== WRITTEN INSTRUCTION ==
Copy the data precisely, character for character, and leave out every picture.

== DATA TO PROCESS ==
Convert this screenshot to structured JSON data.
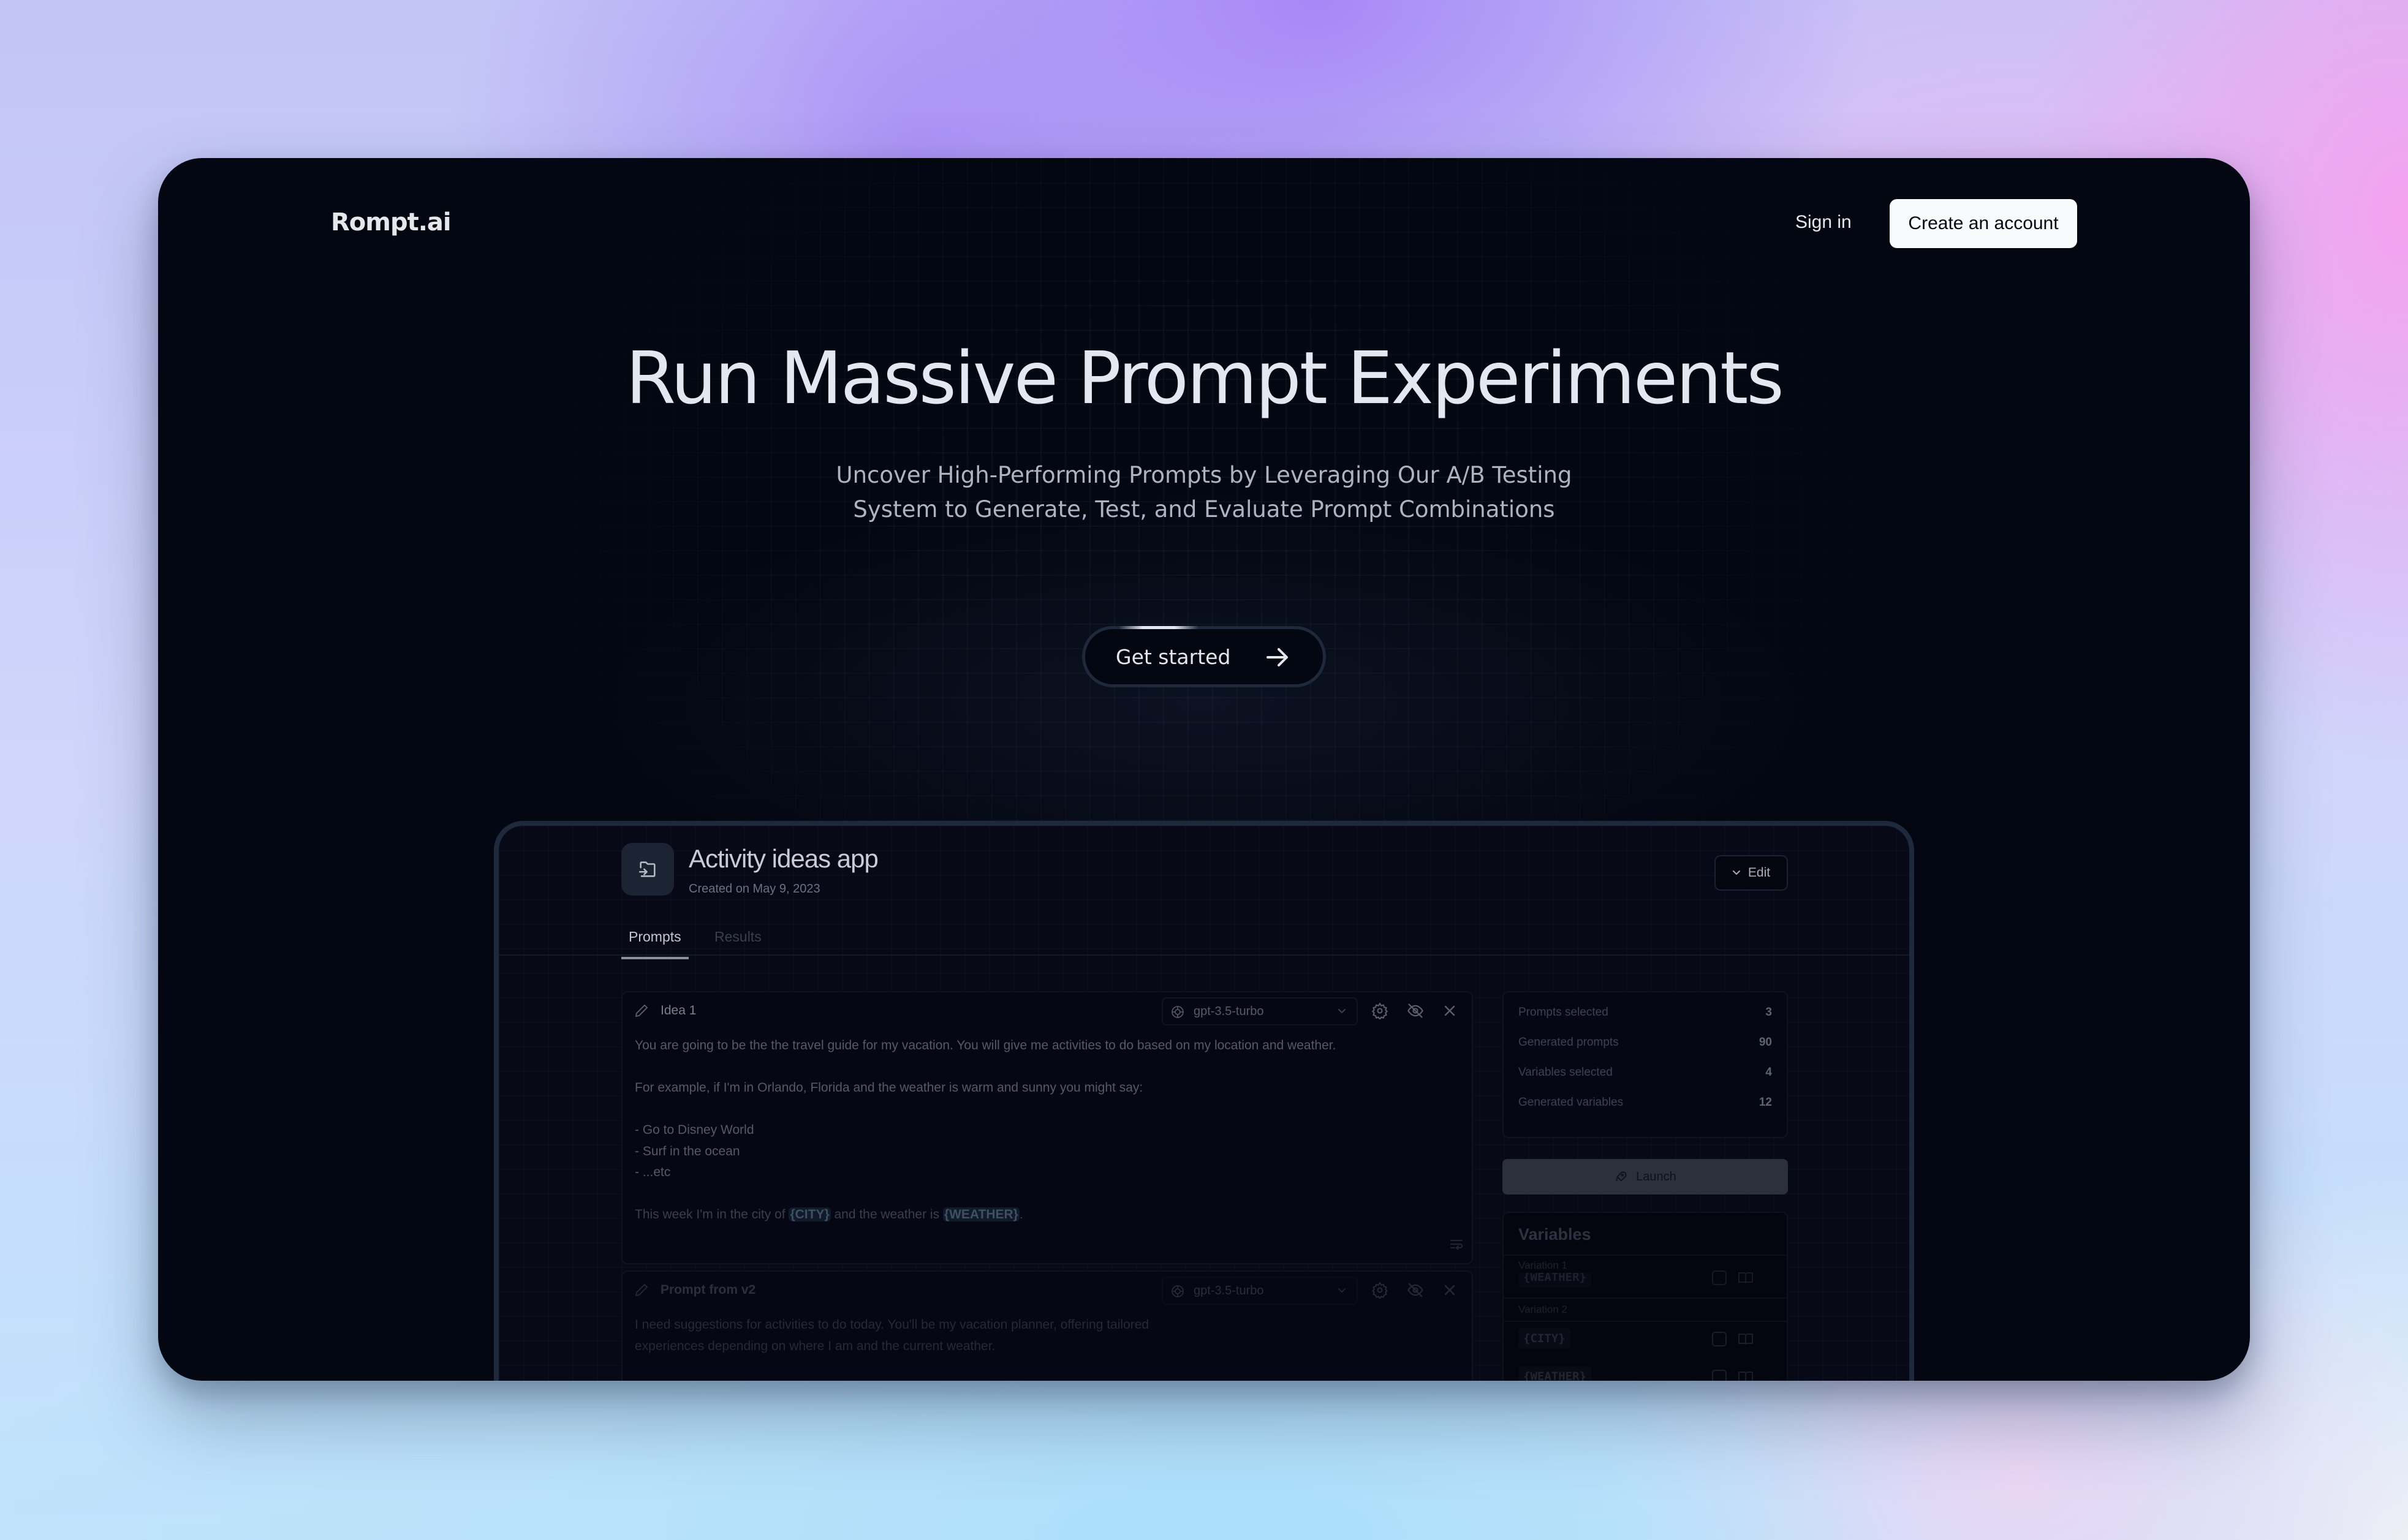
{
  "brand": {
    "name": "Rompt.ai"
  },
  "nav": {
    "sign_in": "Sign in",
    "create_account": "Create an account"
  },
  "hero": {
    "title": "Run Massive Prompt Experiments",
    "subtitle_line1": "Uncover High-Performing Prompts by Leveraging Our A/B Testing",
    "subtitle_line2": "System to Generate, Test, and Evaluate Prompt Combinations",
    "cta_label": "Get started",
    "cta_icon": "arrow-right-icon"
  },
  "preview": {
    "project_icon": "folder-import-icon",
    "project_title": "Activity ideas app",
    "created": "Created on May 9, 2023",
    "edit_label": "Edit",
    "tabs": [
      {
        "label": "Prompts",
        "active": true
      },
      {
        "label": "Results",
        "active": false
      }
    ],
    "prompts": [
      {
        "name": "Idea 1",
        "model": "gpt-3.5-turbo",
        "lines": [
          "You are going to be the the travel guide for my vacation. You will give me activities to do based on my location and weather.",
          "",
          "For example, if I'm in Orlando, Florida and the weather is warm and sunny you might say:",
          "",
          "- Go to Disney World",
          "- Surf in the ocean",
          "- ...etc",
          ""
        ],
        "final_line": {
          "before": "This week I'm in the city of ",
          "var1": "{CITY}",
          "middle": " and the weather is ",
          "var2": "{WEATHER}",
          "after": "."
        }
      },
      {
        "name": "Prompt from v2",
        "model": "gpt-3.5-turbo",
        "lines": [
          "I need suggestions for activities to do today. You'll be my vacation planner, offering tailored",
          "experiences depending on where I am and the current weather."
        ]
      }
    ],
    "stats": [
      {
        "label": "Prompts selected",
        "value": "3"
      },
      {
        "label": "Generated prompts",
        "value": "90"
      },
      {
        "label": "Variables selected",
        "value": "4"
      },
      {
        "label": "Generated variables",
        "value": "12"
      }
    ],
    "launch_label": "Launch",
    "variables": {
      "title": "Variables",
      "variation1_label": "Variation 1",
      "variation1_tag": "{WEATHER}",
      "variation2_label": "Variation 2",
      "variation2_tags": [
        "{CITY}",
        "{WEATHER}"
      ]
    }
  }
}
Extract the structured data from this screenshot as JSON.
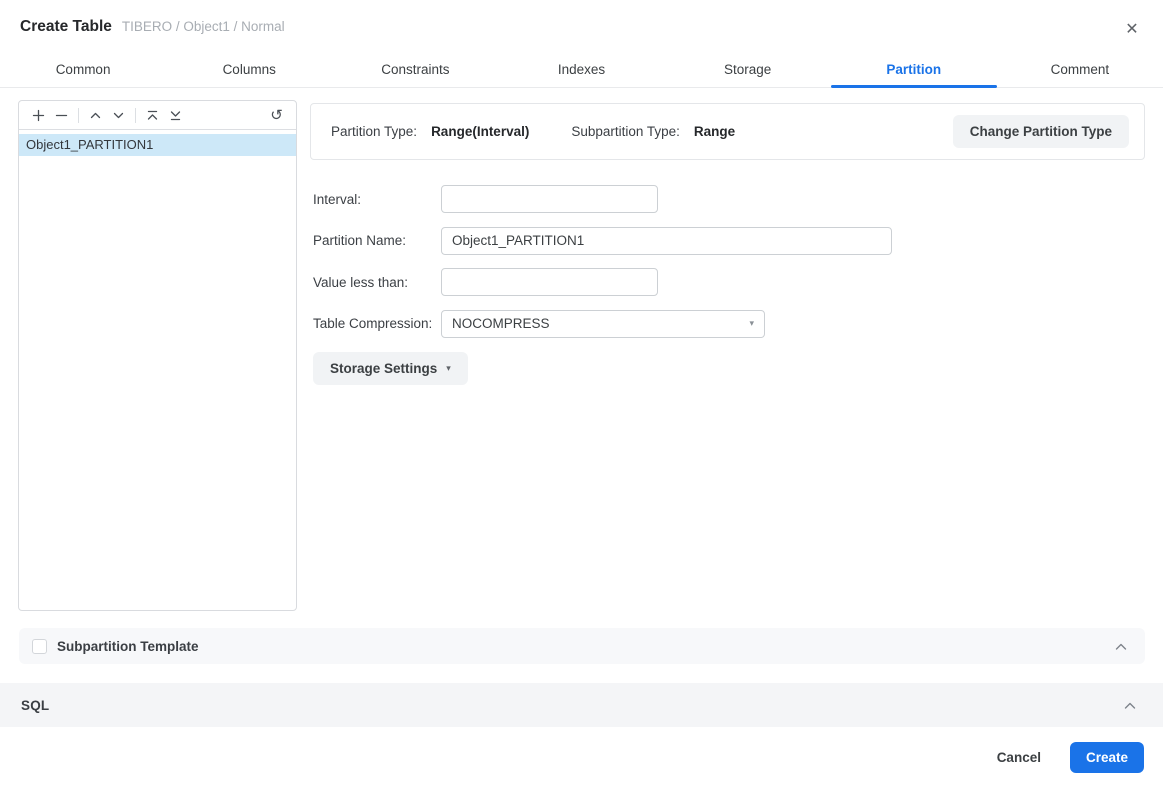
{
  "header": {
    "title": "Create Table",
    "subtitle": "TIBERO / Object1 / Normal"
  },
  "icons": {
    "close": "✕",
    "reset": "↺",
    "select_caret": "▾",
    "storage_caret": "▾"
  },
  "tabs": [
    {
      "label": "Common",
      "active": false
    },
    {
      "label": "Columns",
      "active": false
    },
    {
      "label": "Constraints",
      "active": false
    },
    {
      "label": "Indexes",
      "active": false
    },
    {
      "label": "Storage",
      "active": false
    },
    {
      "label": "Partition",
      "active": true
    },
    {
      "label": "Comment",
      "active": false
    }
  ],
  "partition_list": {
    "toolbar": [
      "add",
      "remove",
      "move-up",
      "move-down",
      "move-to-top",
      "move-to-bottom",
      "reset"
    ],
    "items": [
      {
        "label": "Object1_PARTITION1",
        "selected": true
      }
    ]
  },
  "type_bar": {
    "partition_type_label": "Partition Type:",
    "partition_type_value": "Range(Interval)",
    "subpartition_type_label": "Subpartition Type:",
    "subpartition_type_value": "Range",
    "change_button_label": "Change Partition Type"
  },
  "form": {
    "interval": {
      "label": "Interval:",
      "value": ""
    },
    "partition_name": {
      "label": "Partition Name:",
      "value": "Object1_PARTITION1"
    },
    "value_less_than": {
      "label": "Value less than:",
      "value": ""
    },
    "table_compression": {
      "label": "Table Compression:",
      "value": "NOCOMPRESS"
    },
    "storage_settings_label": "Storage Settings"
  },
  "sections": {
    "subpartition_template": {
      "label": "Subpartition Template",
      "checked": false,
      "collapsed": false
    },
    "sql": {
      "label": "SQL",
      "collapsed": false
    }
  },
  "footer": {
    "cancel_label": "Cancel",
    "create_label": "Create"
  },
  "colors": {
    "accent": "#1a73e8",
    "selected_item_bg": "#cde8f8",
    "button_gray_bg": "#f1f3f5"
  }
}
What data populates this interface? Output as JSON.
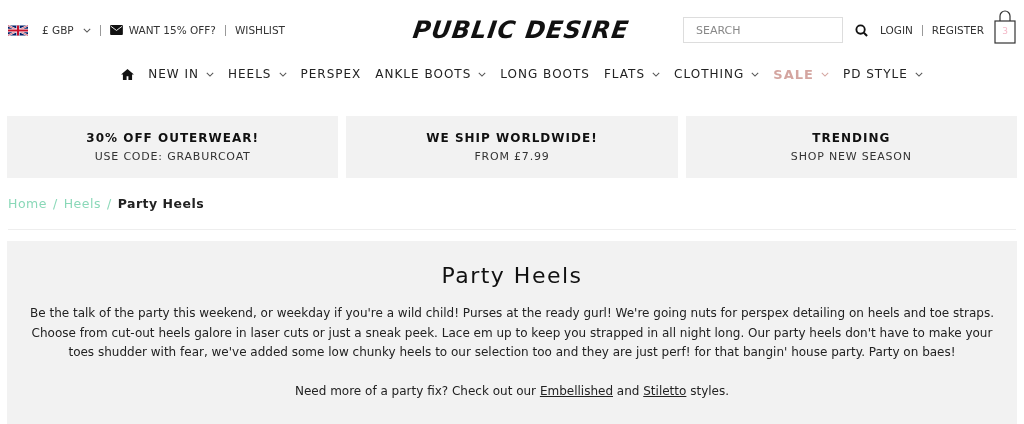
{
  "topbar": {
    "currency": "£ GBP",
    "offer": "WANT 15% OFF?",
    "wishlist": "WISHLIST"
  },
  "logo": "PUBLIC DESIRE",
  "search": {
    "placeholder": "SEARCH"
  },
  "account": {
    "login": "LOGIN",
    "register": "REGISTER"
  },
  "cart": {
    "count": "3"
  },
  "nav": [
    {
      "kind": "home"
    },
    {
      "kind": "link",
      "label": "NEW IN",
      "dropdown": true
    },
    {
      "kind": "link",
      "label": "HEELS",
      "dropdown": true
    },
    {
      "kind": "link",
      "label": "PERSPEX",
      "dropdown": false
    },
    {
      "kind": "link",
      "label": "ANKLE BOOTS",
      "dropdown": true
    },
    {
      "kind": "link",
      "label": "LONG BOOTS",
      "dropdown": false
    },
    {
      "kind": "link",
      "label": "FLATS",
      "dropdown": true
    },
    {
      "kind": "link",
      "label": "CLOTHING",
      "dropdown": true
    },
    {
      "kind": "sale",
      "label": "SALE",
      "dropdown": true
    },
    {
      "kind": "link",
      "label": "PD STYLE",
      "dropdown": true
    }
  ],
  "promos": [
    {
      "title": "30% OFF OUTERWEAR!",
      "subtitle": "USE CODE: GRABURCOAT"
    },
    {
      "title": "WE SHIP WORLDWIDE!",
      "subtitle": "FROM £7.99"
    },
    {
      "title": "TRENDING",
      "subtitle": "SHOP NEW SEASON"
    }
  ],
  "breadcrumb": [
    {
      "label": "Home",
      "selected": false
    },
    {
      "label": "Heels",
      "selected": false
    },
    {
      "label": "Party Heels",
      "selected": true
    }
  ],
  "breadcrumb_separator": "/",
  "category": {
    "title": "Party Heels",
    "description": "Be the talk of the party this weekend, or weekday if you're a wild child! Purses at the ready gurl! We're going nuts for perspex detailing on heels and toe straps. Choose from cut-out heels galore in laser cuts or just a sneak peek. Lace em up to keep you strapped in all night long. Our party heels don't have to make your toes shudder with fear, we've added some low chunky heels to our selection too and they are just perf! for that bangin' house party. Party on baes!",
    "more": [
      {
        "kind": "text",
        "text": "Need more of a party fix? Check out our "
      },
      {
        "kind": "link",
        "text": "Embellished"
      },
      {
        "kind": "text",
        "text": " and "
      },
      {
        "kind": "link",
        "text": "Stiletto"
      },
      {
        "kind": "text",
        "text": " styles."
      }
    ]
  }
}
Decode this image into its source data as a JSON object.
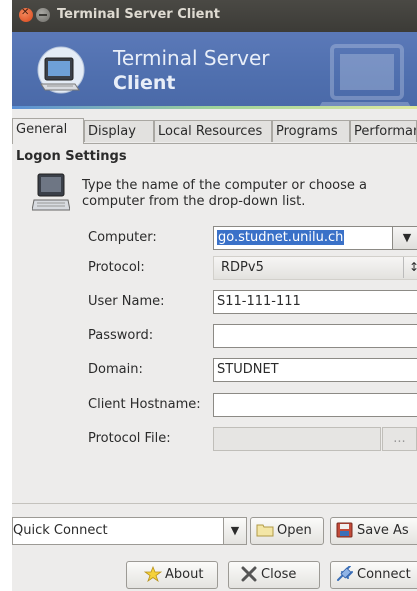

== TASK RESPONSE ==
Convert this screenshot to structured JSON data.
{
  "brand": {
    "name": "Rompt.ai"
  },
  "nav": {
    "sign_in": "Sign in",
    "create_account": "Create an account"
  },
  "hero": {
    "title": "Run Massive Prompt Experiments",
    "subtitle_line1": "Uncover High-Performing Prompts by Leveraging Our A/B Testing",
    "subtitle_line2": "System to Generate, Test, and Evaluate Prompt Combinations",
    "cta_label": "Get started",
    "cta_icon": "arrow-right-icon"
  },
  "preview": {
    "project_icon": "folder-import-icon",
    "project_title": "Activity ideas app",
    "created": "Created on May 9, 2023",
    "edit_label": "Edit",
    "tabs": [
      {
        "label": "Prompts",
        "active": true
      },
      {
        "label": "Results",
        "active": false
      }
    ],
    "prompts": [
      {
        "name": "Idea 1",
        "model": "gpt-3.5-turbo",
        "lines": [
          "You are going to be the the travel guide for my vacation. You will give me activities to do based on my location and weather.",
          "",
          "For example, if I'm in Orlando, Florida and the weather is warm and sunny you might say:",
          "",
          "- Go to Disney World",
          "- Surf in the ocean",
          "- ...etc",
          ""
        ],
        "final_line": {
          "before": "This week I'm in the city of ",
          "var1": "{CITY}",
          "middle": " and the weather is ",
          "var2": "{WEATHER}",
          "after": "."
        }
      },
      {
        "name": "Prompt from v2",
        "model": "gpt-3.5-turbo",
        "lines": [
          "I need suggestions for activities to do today. You'll be my vacation planner, offering tailored",
          "experiences depending on where I am and the current weather."
        ]
      }
    ],
    "stats": [
      {
        "label": "Prompts selected",
        "value": "3"
      },
      {
        "label": "Generated prompts",
        "value": "90"
      },
      {
        "label": "Variables selected",
        "value": "4"
      },
      {
        "label": "Generated variables",
        "value": "12"
      }
    ],
    "launch_label": "Launch",
    "variables": {
      "title": "Variables",
      "variation1_label": "Variation 1",
      "variation1_tag": "{WEATHER}",
      "variation2_label": "Variation 2",
      "variation2_tags": [
        "{CITY}",
        "{WEATHER}"
      ]
    }
  }
}
Extract the structured data from this screenshot as JSON.
{
  "header": {
    "title": "Create Table",
    "subtitle": "TIBERO / Object1 / Normal"
  },
  "icons": {
    "close": "✕",
    "reset": "↺",
    "select_caret": "▾",
    "storage_caret": "▾"
  },
  "tabs": [
    {
      "label": "Common",
      "active": false
    },
    {
      "label": "Columns",
      "active": false
    },
    {
      "label": "Constraints",
      "active": false
    },
    {
      "label": "Indexes",
      "active": false
    },
    {
      "label": "Storage",
      "active": false
    },
    {
      "label": "Partition",
      "active": true
    },
    {
      "label": "Comment",
      "active": false
    }
  ],
  "partition_list": {
    "toolbar": [
      "add",
      "remove",
      "move-up",
      "move-down",
      "move-to-top",
      "move-to-bottom",
      "reset"
    ],
    "items": [
      {
        "label": "Object1_PARTITION1",
        "selected": true
      }
    ]
  },
  "type_bar": {
    "partition_type_label": "Partition Type:",
    "partition_type_value": "Range(Interval)",
    "subpartition_type_label": "Subpartition Type:",
    "subpartition_type_value": "Range",
    "change_button_label": "Change Partition Type"
  },
  "form": {
    "interval": {
      "label": "Interval:",
      "value": ""
    },
    "partition_name": {
      "label": "Partition Name:",
      "value": "Object1_PARTITION1"
    },
    "value_less_than": {
      "label": "Value less than:",
      "value": ""
    },
    "table_compression": {
      "label": "Table Compression:",
      "value": "NOCOMPRESS"
    },
    "storage_settings_label": "Storage Settings"
  },
  "sections": {
    "subpartition_template": {
      "label": "Subpartition Template",
      "checked": false,
      "collapsed": false
    },
    "sql": {
      "label": "SQL",
      "collapsed": false
    }
  },
  "footer": {
    "cancel_label": "Cancel",
    "create_label": "Create"
  },
  "colors": {
    "accent": "#1a73e8",
    "selected_item_bg": "#cde8f8",
    "button_gray_bg": "#f1f3f5"
  }
}
What data populates this interface? Output as JSON.
{
  "topbar": {
    "currency": "£ GBP",
    "offer": "WANT 15% OFF?",
    "wishlist": "WISHLIST"
  },
  "logo": "PUBLIC DESIRE",
  "search": {
    "placeholder": "SEARCH"
  },
  "account": {
    "login": "LOGIN",
    "register": "REGISTER"
  },
  "cart": {
    "count": "3"
  },
  "nav": [
    {
      "kind": "home"
    },
    {
      "kind": "link",
      "label": "NEW IN",
      "dropdown": true
    },
    {
      "kind": "link",
      "label": "HEELS",
      "dropdown": true
    },
    {
      "kind": "link",
      "label": "PERSPEX",
      "dropdown": false
    },
    {
      "kind": "link",
      "label": "ANKLE BOOTS",
      "dropdown": true
    },
    {
      "kind": "link",
      "label": "LONG BOOTS",
      "dropdown": false
    },
    {
      "kind": "link",
      "label": "FLATS",
      "dropdown": true
    },
    {
      "kind": "link",
      "label": "CLOTHING",
      "dropdown": true
    },
    {
      "kind": "sale",
      "label": "SALE",
      "dropdown": true
    },
    {
      "kind": "link",
      "label": "PD STYLE",
      "dropdown": true
    }
  ],
  "promos": [
    {
      "title": "30% OFF OUTERWEAR!",
      "subtitle": "USE CODE: GRABURCOAT"
    },
    {
      "title": "WE SHIP WORLDWIDE!",
      "subtitle": "FROM £7.99"
    },
    {
      "title": "TRENDING",
      "subtitle": "SHOP NEW SEASON"
    }
  ],
  "breadcrumb": [
    {
      "label": "Home",
      "selected": false
    },
    {
      "label": "Heels",
      "selected": false
    },
    {
      "label": "Party Heels",
      "selected": true
    }
  ],
  "breadcrumb_separator": "/",
  "category": {
    "title": "Party Heels",
    "description": "Be the talk of the party this weekend, or weekday if you're a wild child! Purses at the ready gurl! We're going nuts for perspex detailing on heels and toe straps. Choose from cut-out heels galore in laser cuts or just a sneak peek. Lace em up to keep you strapped in all night long. Our party heels don't have to make your toes shudder with fear, we've added some low chunky heels to our selection too and they are just perf! for that bangin' house party. Party on baes!",
    "more": [
      {
        "kind": "text",
        "text": "Need more of a party fix? Check out our "
      },
      {
        "kind": "link",
        "text": "Embellished"
      },
      {
        "kind": "text",
        "text": " and "
      },
      {
        "kind": "link",
        "text": "Stiletto"
      },
      {
        "kind": "text",
        "text": " styles."
      }
    ]
  }
}
Decode this image into its source data as a JSON object.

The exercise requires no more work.